→ Task directions
Tally the lines holding the string "значение" and reply with that number alone.

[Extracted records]

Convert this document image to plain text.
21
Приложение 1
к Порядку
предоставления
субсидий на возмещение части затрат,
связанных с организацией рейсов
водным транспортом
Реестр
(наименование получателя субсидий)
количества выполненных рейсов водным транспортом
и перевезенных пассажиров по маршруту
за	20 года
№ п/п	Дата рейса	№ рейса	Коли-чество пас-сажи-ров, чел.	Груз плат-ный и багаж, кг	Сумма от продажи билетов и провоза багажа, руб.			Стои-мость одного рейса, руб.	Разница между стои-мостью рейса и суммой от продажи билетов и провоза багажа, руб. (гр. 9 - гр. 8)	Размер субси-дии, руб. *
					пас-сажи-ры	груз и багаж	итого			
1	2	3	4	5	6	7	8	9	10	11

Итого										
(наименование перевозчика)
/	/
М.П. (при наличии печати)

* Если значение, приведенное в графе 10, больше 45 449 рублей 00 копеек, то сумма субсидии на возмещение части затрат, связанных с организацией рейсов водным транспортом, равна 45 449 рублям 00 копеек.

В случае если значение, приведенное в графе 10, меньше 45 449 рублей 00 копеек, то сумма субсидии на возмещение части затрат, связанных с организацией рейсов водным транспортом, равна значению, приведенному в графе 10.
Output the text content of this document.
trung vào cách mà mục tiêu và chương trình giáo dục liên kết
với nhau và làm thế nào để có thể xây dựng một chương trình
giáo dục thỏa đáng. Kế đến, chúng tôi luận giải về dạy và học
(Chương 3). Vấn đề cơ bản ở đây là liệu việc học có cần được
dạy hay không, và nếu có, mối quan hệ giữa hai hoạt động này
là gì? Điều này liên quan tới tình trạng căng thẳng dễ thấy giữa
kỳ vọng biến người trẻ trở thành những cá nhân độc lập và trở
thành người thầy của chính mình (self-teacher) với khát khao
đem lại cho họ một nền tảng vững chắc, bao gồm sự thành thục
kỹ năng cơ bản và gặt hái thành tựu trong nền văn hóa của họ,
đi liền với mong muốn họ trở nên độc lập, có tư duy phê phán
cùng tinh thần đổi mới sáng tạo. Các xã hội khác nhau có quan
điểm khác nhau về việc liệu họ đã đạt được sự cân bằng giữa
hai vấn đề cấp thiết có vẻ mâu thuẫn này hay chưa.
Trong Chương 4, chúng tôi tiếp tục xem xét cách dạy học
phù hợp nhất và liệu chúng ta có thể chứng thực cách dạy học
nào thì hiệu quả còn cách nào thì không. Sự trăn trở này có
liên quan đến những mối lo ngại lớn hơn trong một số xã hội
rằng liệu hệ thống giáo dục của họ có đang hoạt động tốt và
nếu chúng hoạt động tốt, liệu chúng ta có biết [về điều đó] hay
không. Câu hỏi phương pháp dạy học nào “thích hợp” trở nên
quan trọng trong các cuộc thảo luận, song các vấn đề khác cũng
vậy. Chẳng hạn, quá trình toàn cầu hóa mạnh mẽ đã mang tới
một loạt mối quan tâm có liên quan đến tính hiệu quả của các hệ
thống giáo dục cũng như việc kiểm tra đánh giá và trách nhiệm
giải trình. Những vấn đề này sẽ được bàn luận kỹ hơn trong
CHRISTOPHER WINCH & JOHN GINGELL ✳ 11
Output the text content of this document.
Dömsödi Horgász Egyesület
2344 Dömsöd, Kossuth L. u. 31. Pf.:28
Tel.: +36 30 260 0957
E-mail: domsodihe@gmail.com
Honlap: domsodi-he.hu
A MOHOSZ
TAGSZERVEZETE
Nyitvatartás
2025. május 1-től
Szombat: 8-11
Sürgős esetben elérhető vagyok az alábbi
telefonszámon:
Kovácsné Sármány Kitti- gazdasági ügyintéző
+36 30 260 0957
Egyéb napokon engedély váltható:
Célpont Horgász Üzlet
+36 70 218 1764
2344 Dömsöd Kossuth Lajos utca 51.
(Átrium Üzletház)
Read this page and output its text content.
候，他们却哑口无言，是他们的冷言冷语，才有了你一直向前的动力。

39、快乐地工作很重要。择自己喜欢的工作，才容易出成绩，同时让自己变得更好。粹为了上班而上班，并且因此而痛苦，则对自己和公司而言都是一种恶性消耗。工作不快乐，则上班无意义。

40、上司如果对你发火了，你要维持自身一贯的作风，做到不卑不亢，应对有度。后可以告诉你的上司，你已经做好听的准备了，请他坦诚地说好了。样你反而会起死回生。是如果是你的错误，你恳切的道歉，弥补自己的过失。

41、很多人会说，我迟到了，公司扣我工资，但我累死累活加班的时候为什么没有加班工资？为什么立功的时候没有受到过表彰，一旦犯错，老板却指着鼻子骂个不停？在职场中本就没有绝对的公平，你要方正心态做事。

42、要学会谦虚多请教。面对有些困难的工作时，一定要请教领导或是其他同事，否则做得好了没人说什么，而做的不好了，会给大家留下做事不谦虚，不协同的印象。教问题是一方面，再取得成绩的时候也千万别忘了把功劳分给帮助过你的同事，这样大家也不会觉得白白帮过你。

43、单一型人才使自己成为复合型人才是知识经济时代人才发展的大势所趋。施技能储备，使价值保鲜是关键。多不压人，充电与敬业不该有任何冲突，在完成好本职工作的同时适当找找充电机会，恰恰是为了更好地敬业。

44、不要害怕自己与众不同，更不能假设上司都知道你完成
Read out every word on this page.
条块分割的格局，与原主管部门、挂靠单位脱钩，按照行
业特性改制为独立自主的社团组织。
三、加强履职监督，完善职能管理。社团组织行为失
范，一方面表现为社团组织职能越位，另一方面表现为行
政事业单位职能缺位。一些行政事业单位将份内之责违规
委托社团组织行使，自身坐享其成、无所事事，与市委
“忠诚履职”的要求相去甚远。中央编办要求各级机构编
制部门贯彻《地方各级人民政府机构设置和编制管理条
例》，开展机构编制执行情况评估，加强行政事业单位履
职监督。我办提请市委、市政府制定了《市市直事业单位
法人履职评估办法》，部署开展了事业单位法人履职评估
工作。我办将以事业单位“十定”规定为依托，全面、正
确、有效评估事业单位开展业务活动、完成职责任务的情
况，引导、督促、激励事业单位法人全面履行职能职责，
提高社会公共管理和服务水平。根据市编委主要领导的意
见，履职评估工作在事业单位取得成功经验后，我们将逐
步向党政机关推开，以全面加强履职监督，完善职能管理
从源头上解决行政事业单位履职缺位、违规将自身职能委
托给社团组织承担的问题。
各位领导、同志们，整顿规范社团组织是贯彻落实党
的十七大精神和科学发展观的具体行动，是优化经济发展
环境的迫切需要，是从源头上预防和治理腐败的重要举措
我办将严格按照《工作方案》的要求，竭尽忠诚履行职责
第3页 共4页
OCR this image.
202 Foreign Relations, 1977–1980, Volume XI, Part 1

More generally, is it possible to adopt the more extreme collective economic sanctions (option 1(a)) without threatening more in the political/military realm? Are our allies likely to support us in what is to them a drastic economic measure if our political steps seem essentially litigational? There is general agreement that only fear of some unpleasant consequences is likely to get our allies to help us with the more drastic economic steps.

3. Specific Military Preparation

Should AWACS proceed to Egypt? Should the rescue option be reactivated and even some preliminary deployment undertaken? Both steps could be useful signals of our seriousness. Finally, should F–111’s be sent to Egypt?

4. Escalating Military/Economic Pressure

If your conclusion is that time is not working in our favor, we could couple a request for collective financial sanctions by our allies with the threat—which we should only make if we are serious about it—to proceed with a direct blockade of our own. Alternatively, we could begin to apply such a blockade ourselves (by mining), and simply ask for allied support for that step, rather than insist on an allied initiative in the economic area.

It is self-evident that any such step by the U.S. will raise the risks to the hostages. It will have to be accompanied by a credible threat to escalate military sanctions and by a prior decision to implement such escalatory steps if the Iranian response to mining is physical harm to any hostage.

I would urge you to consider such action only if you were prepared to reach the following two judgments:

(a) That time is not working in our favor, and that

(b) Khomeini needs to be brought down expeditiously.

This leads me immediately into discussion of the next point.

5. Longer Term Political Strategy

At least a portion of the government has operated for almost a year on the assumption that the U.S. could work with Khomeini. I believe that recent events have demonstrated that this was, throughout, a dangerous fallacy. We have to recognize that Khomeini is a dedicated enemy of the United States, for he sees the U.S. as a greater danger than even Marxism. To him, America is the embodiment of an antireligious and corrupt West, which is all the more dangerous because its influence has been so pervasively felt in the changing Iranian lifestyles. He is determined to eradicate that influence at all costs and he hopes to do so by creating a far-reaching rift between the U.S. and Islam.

→ Response to the exercise
2